• _Problem details_:
Everything in the listing below must be set down again exactly.

########################################

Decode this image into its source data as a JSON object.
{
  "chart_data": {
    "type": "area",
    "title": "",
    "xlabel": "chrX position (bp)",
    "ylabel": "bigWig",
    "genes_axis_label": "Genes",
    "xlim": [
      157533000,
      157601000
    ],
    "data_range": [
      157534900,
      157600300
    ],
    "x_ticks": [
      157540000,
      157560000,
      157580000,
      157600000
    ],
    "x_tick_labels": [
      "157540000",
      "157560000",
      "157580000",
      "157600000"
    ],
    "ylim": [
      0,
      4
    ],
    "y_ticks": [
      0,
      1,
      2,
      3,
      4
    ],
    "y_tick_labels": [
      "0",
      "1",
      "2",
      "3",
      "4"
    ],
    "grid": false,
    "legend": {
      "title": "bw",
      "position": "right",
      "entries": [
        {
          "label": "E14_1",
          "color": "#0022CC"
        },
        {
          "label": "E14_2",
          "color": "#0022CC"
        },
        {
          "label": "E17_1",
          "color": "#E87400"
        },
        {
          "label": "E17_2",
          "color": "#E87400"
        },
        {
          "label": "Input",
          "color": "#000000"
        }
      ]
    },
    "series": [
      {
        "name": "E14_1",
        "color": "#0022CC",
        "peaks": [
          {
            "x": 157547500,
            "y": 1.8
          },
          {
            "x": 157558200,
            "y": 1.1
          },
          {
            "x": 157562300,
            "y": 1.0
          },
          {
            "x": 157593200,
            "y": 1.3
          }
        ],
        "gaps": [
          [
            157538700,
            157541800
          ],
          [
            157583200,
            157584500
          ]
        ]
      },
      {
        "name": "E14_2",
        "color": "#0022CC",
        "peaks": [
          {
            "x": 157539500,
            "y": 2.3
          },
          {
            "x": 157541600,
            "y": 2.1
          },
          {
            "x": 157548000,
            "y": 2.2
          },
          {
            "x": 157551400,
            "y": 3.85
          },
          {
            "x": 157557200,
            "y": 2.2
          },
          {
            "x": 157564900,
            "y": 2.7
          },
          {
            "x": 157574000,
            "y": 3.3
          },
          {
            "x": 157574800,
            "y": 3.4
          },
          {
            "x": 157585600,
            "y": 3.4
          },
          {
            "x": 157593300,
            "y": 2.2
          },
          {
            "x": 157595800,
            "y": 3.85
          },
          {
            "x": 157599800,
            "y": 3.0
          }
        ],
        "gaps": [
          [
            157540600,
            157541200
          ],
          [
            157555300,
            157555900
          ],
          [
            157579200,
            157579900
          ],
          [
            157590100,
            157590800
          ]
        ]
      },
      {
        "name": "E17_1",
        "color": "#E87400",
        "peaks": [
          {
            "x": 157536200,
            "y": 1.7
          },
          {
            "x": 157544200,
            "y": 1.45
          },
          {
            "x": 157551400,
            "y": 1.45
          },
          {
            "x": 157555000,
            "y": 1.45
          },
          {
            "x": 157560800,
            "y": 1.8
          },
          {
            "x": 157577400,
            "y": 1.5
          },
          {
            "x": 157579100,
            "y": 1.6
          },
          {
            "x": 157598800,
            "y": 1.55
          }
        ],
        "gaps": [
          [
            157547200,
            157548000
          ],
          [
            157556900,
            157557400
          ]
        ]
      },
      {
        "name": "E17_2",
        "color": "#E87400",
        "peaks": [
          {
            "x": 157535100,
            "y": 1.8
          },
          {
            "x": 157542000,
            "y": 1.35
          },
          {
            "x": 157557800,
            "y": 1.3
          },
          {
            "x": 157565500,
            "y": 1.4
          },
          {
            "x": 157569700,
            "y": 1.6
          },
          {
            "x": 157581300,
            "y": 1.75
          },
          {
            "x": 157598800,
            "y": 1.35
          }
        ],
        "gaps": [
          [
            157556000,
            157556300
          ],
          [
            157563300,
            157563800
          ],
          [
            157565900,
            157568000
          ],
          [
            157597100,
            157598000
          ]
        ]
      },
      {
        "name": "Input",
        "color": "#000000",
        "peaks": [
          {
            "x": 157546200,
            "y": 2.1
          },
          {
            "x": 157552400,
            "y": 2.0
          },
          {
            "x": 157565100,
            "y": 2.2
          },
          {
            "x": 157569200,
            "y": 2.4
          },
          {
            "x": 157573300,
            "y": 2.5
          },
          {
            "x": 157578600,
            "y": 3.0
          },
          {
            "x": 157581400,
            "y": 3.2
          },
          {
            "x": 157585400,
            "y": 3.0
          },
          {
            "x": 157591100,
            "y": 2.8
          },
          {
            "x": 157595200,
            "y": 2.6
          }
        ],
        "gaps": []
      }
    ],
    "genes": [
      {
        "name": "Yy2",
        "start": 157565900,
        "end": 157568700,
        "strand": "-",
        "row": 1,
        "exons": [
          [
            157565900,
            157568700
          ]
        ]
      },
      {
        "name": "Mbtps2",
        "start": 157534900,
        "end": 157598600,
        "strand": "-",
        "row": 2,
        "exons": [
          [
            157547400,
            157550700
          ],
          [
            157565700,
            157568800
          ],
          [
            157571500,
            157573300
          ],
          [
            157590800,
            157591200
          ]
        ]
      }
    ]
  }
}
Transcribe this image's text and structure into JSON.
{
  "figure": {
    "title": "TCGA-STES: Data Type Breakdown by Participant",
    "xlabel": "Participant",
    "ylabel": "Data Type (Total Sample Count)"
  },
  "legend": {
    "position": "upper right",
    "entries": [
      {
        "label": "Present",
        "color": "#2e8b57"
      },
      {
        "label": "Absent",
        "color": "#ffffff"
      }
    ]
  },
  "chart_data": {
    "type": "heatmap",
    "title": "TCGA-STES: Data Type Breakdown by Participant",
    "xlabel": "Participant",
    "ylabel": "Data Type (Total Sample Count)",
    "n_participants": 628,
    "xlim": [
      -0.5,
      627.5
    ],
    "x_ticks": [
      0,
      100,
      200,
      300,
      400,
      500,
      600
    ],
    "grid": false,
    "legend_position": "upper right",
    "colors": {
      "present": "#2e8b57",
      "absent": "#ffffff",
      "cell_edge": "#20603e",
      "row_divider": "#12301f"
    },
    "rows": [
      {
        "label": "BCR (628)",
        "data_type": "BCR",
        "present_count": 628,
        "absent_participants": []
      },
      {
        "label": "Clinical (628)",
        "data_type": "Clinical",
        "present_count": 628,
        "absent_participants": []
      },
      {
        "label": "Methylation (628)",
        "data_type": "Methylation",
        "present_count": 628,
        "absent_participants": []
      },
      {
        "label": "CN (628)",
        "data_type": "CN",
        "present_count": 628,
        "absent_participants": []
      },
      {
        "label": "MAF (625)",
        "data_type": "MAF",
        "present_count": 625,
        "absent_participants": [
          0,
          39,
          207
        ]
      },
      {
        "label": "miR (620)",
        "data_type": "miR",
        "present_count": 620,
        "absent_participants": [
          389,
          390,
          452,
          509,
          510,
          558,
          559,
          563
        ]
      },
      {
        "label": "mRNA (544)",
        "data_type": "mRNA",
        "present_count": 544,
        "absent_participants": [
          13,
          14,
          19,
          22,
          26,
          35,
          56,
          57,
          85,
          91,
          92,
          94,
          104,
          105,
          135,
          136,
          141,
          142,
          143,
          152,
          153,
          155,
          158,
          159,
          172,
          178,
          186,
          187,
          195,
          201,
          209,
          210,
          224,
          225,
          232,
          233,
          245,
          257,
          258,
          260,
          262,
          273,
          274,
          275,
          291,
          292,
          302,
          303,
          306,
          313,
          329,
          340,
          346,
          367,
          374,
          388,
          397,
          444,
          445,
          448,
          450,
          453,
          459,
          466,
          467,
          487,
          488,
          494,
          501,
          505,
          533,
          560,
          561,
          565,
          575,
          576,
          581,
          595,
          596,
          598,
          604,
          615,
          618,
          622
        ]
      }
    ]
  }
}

########################################

• _Written answer_:
Decode this image into its source data as a JSON object.
{
  "chart_data": {
    "type": "area",
    "title": "",
    "xlabel": "chrX position (bp)",
    "ylabel": "bigWig",
    "genes_axis_label": "Genes",
    "xlim": [
      157533000,
      157601000
    ],
    "data_range": [
      157534900,
      157600300
    ],
    "x_ticks": [
      157540000,
      157560000,
      157580000,
      157600000
    ],
    "x_tick_labels": [
      "157540000",
      "157560000",
      "157580000",
      "157600000"
    ],
    "ylim": [
      0,
      4
    ],
    "y_ticks": [
      0,
      1,
      2,
      3,
      4
    ],
    "y_tick_labels": [
      "0",
      "1",
      "2",
      "3",
      "4"
    ],
    "grid": false,
    "legend": {
      "title": "bw",
      "position": "right",
      "entries": [
        {
          "label": "E14_1",
          "color": "#0022CC"
        },
        {
          "label": "E14_2",
          "color": "#0022CC"
        },
        {
          "label": "E17_1",
          "color": "#E87400"
        },
        {
          "label": "E17_2",
          "color": "#E87400"
        },
        {
          "label": "Input",
          "color": "#000000"
        }
      ]
    },
    "series": [
      {
        "name": "E14_1",
        "color": "#0022CC",
        "peaks": [
          {
            "x": 157547500,
            "y": 1.8
          },
          {
            "x": 157558200,
            "y": 1.1
          },
          {
            "x": 157562300,
            "y": 1.0
          },
          {
            "x": 157593200,
            "y": 1.3
          }
        ],
        "gaps": [
          [
            157538700,
            157541800
          ],
          [
            157583200,
            157584500
          ]
        ]
      },
      {
        "name": "E14_2",
        "color": "#0022CC",
        "peaks": [
          {
            "x": 157539500,
            "y": 2.3
          },
          {
            "x": 157541600,
            "y": 2.1
          },
          {
            "x": 157548000,
            "y": 2.2
          },
          {
            "x": 157551400,
            "y": 3.85
          },
          {
            "x": 157557200,
            "y": 2.2
          },
          {
            "x": 157564900,
            "y": 2.7
          },
          {
            "x": 157574000,
            "y": 3.3
          },
          {
            "x": 157574800,
            "y": 3.4
          },
          {
            "x": 157585600,
            "y": 3.4
          },
          {
            "x": 157593300,
            "y": 2.2
          },
          {
            "x": 157595800,
            "y": 3.85
          },
          {
            "x": 157599800,
            "y": 3.0
          }
        ],
        "gaps": [
          [
            157540600,
            157541200
          ],
          [
            157555300,
            157555900
          ],
          [
            157579200,
            157579900
          ],
          [
            157590100,
            157590800
          ]
        ]
      },
      {
        "name": "E17_1",
        "color": "#E87400",
        "peaks": [
          {
            "x": 157536200,
            "y": 1.7
          },
          {
            "x": 157544200,
            "y": 1.45
          },
          {
            "x": 157551400,
            "y": 1.45
          },
          {
            "x": 157555000,
            "y": 1.45
          },
          {
            "x": 157560800,
            "y": 1.8
          },
          {
            "x": 157577400,
            "y": 1.5
          },
          {
            "x": 157579100,
            "y": 1.6
          },
          {
            "x": 157598800,
            "y": 1.55
          }
        ],
        "gaps": [
          [
            157547200,
            157548000
          ],
          [
            157556900,
            157557400
          ]
        ]
      },
      {
        "name": "E17_2",
        "color": "#E87400",
        "peaks": [
          {
            "x": 157535100,
            "y": 1.8
          },
          {
            "x": 157542000,
            "y": 1.35
          },
          {
            "x": 157557800,
            "y": 1.3
          },
          {
            "x": 157565500,
            "y": 1.4
          },
          {
            "x": 157569700,
            "y": 1.6
          },
          {
            "x": 157581300,
            "y": 1.75
          },
          {
            "x": 157598800,
            "y": 1.35
          }
        ],
        "gaps": [
          [
            157556000,
            157556300
          ],
          [
            157563300,
            157563800
          ],
          [
            157565900,
            157568000
          ],
          [
            157597100,
            157598000
          ]
        ]
      },
      {
        "name": "Input",
        "color": "#000000",
        "peaks": [
          {
            "x": 157546200,
            "y": 2.1
          },
          {
            "x": 157552400,
            "y": 2.0
          },
          {
            "x": 157565100,
            "y": 2.2
          },
          {
            "x": 157569200,
            "y": 2.4
          },
          {
            "x": 157573300,
            "y": 2.5
          },
          {
            "x": 157578600,
            "y": 3.0
          },
          {
            "x": 157581400,
            "y": 3.2
          },
          {
            "x": 157585400,
            "y": 3.0
          },
          {
            "x": 157591100,
            "y": 2.8
          },
          {
            "x": 157595200,
            "y": 2.6
          }
        ],
        "gaps": []
      }
    ],
    "genes": [
      {
        "name": "Yy2",
        "start": 157565900,
        "end": 157568700,
        "strand": "-",
        "row": 1,
        "exons": [
          [
            157565900,
            157568700
          ]
        ]
      },
      {
        "name": "Mbtps2",
        "start": 157534900,
        "end": 157598600,
        "strand": "-",
        "row": 2,
        "exons": [
          [
            157547400,
            157550700
          ],
          [
            157565700,
            157568800
          ],
          [
            157571500,
            157573300
          ],
          [
            157590800,
            157591200
          ]
        ]
      }
    ]
  }
}
Transcribe this image's text and structure into JSON.
{
  "figure": {
    "title": "TCGA-STES: Data Type Breakdown by Participant",
    "xlabel": "Participant",
    "ylabel": "Data Type (Total Sample Count)"
  },
  "legend": {
    "position": "upper right",
    "entries": [
      {
        "label": "Present",
        "color": "#2e8b57"
      },
      {
        "label": "Absent",
        "color": "#ffffff"
      }
    ]
  },
  "chart_data": {
    "type": "heatmap",
    "title": "TCGA-STES: Data Type Breakdown by Participant",
    "xlabel": "Participant",
    "ylabel": "Data Type (Total Sample Count)",
    "n_participants": 628,
    "xlim": [
      -0.5,
      627.5
    ],
    "x_ticks": [
      0,
      100,
      200,
      300,
      400,
      500,
      600
    ],
    "grid": false,
    "legend_position": "upper right",
    "colors": {
      "present": "#2e8b57",
      "absent": "#ffffff",
      "cell_edge": "#20603e",
      "row_divider": "#12301f"
    },
    "rows": [
      {
        "label": "BCR (628)",
        "data_type": "BCR",
        "present_count": 628,
        "absent_participants": []
      },
      {
        "label": "Clinical (628)",
        "data_type": "Clinical",
        "present_count": 628,
        "absent_participants": []
      },
      {
        "label": "Methylation (628)",
        "data_type": "Methylation",
        "present_count": 628,
        "absent_participants": []
      },
      {
        "label": "CN (628)",
        "data_type": "CN",
        "present_count": 628,
        "absent_participants": []
      },
      {
        "label": "MAF (625)",
        "data_type": "MAF",
        "present_count": 625,
        "absent_participants": [
          0,
          39,
          207
        ]
      },
      {
        "label": "miR (620)",
        "data_type": "miR",
        "present_count": 620,
        "absent_participants": [
          389,
          390,
          452,
          509,
          510,
          558,
          559,
          563
        ]
      },
      {
        "label": "mRNA (544)",
        "data_type": "mRNA",
        "present_count": 544,
        "absent_participants": [
          13,
          14,
          19,
          22,
          26,
          35,
          56,
          57,
          85,
          91,
          92,
          94,
          104,
          105,
          135,
          136,
          141,
          142,
          143,
          152,
          153,
          155,
          158,
          159,
          172,
          178,
          186,
          187,
          195,
          201,
          209,
          210,
          224,
          225,
          232,
          233,
          245,
          257,
          258,
          260,
          262,
          273,
          274,
          275,
          291,
          292,
          302,
          303,
          306,
          313,
          329,
          340,
          346,
          367,
          374,
          388,
          397,
          444,
          445,
          448,
          450,
          453,
          459,
          466,
          467,
          487,
          488,
          494,
          501,
          505,
          533,
          560,
          561,
          565,
          575,
          576,
          581,
          595,
          596,
          598,
          604,
          615,
          618,
          622
        ]
      }
    ]
  }
}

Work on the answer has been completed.